◆ RECORDS FOR PROCESSING ◆
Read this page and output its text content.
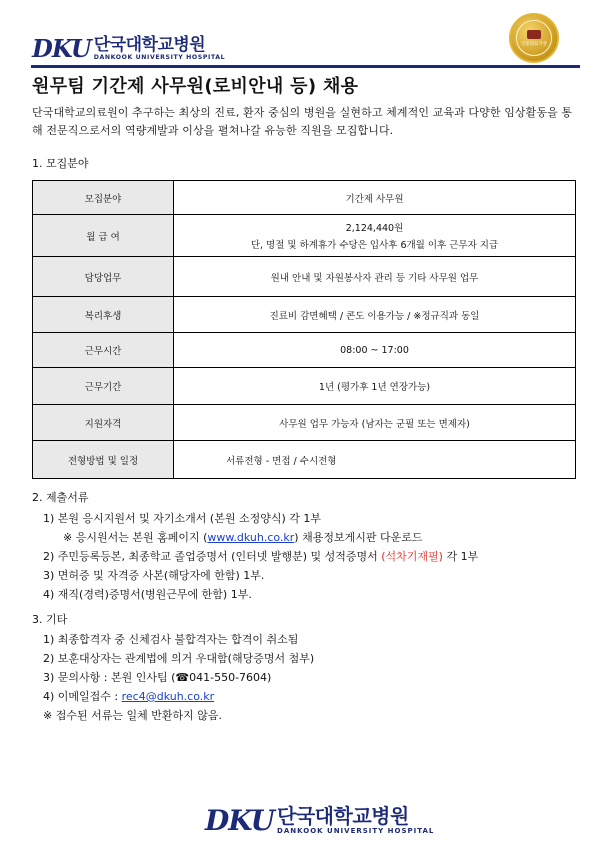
DKU 단국대학교병원
DANKOOK UNIVERSITY HOSPITAL
인증의료기관
원무팀 기간제 사무원(로비안내 등) 채용
단국대학교의료원이 추구하는 최상의 진료, 환자 중심의 병원을 실현하고 체계적인 교육과 다양한 임상활동을 통해 전문직으로서의 역량계발과 이상을 펼쳐나갈 유능한 직원을 모집합니다.
1. 모집분야
모집분야	기간제 사무원
월 급 여	2,124,440원
단, 명절 및 하계휴가 수당은 입사후 6개월 이후 근무자 지급

담당업무	원내 안내 및 자원봉사자 관리 등 기타 사무원 업무
복리후생	진료비 감면혜택 / 콘도 이용가능 / ※정규직과 동일
근무시간	08:00 ~ 17:00
근무기간	1년 (평가후 1년 연장가능)
지원자격	사무원 업무 가능자 (남자는 군필 또는 면제자)
전형방법 및 일정	서류전형 - 면접 / 수시전형
2. 제출서류
1) 본원 응시지원서 및 자기소개서 (본원 소정양식) 각 1부
※ 응시원서는 본원 홈페이지 (www.dkuh.co.kr) 채용정보게시판 다운로드
2) 주민등록등본, 최종학교 졸업증명서 (인터넷 발행분) 및 성적증명서 (석차기재필) 각 1부
3) 면허증 및 자격증 사본(해당자에 한함) 1부.
4) 재직(경력)증명서(병원근무에 한함) 1부.
3. 기타
1) 최종합격자 중 신체검사 불합격자는 합격이 취소됨
2) 보훈대상자는 관계법에 의거 우대함(해당증명서 첨부)
3) 문의사항 : 본원 인사팀 (☎041-550-7604)
4) 이메일접수 : rec4@dkuh.co.kr
※ 접수된 서류는 일체 반환하지 않음.
DKU 단국대학교병원
DANKOOK UNIVERSITY HOSPITAL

◆ WRITTEN EXERCISE ◆
Every entry above is to be set down exactly; the pictures are to be left out.

◆ CORRECT RESPONSE ◆
Read this page and output its text content.
DKU 단국대학교병원
DANKOOK UNIVERSITY HOSPITAL
인증의료기관
원무팀 기간제 사무원(로비안내 등) 채용
단국대학교의료원이 추구하는 최상의 진료, 환자 중심의 병원을 실현하고 체계적인 교육과 다양한 임상활동을 통해 전문직으로서의 역량계발과 이상을 펼쳐나갈 유능한 직원을 모집합니다.
1. 모집분야
모집분야	기간제 사무원
월 급 여	2,124,440원
단, 명절 및 하계휴가 수당은 입사후 6개월 이후 근무자 지급

담당업무	원내 안내 및 자원봉사자 관리 등 기타 사무원 업무
복리후생	진료비 감면혜택 / 콘도 이용가능 / ※정규직과 동일
근무시간	08:00 ~ 17:00
근무기간	1년 (평가후 1년 연장가능)
지원자격	사무원 업무 가능자 (남자는 군필 또는 면제자)
전형방법 및 일정	서류전형 - 면접 / 수시전형
2. 제출서류
1) 본원 응시지원서 및 자기소개서 (본원 소정양식) 각 1부
※ 응시원서는 본원 홈페이지 (www.dkuh.co.kr) 채용정보게시판 다운로드
2) 주민등록등본, 최종학교 졸업증명서 (인터넷 발행분) 및 성적증명서 (석차기재필) 각 1부
3) 면허증 및 자격증 사본(해당자에 한함) 1부.
4) 재직(경력)증명서(병원근무에 한함) 1부.
3. 기타
1) 최종합격자 중 신체검사 불합격자는 합격이 취소됨
2) 보훈대상자는 관계법에 의거 우대함(해당증명서 첨부)
3) 문의사항 : 본원 인사팀 (☎041-550-7604)
4) 이메일접수 : rec4@dkuh.co.kr
※ 접수된 서류는 일체 반환하지 않음.
DKU 단국대학교병원
DANKOOK UNIVERSITY HOSPITAL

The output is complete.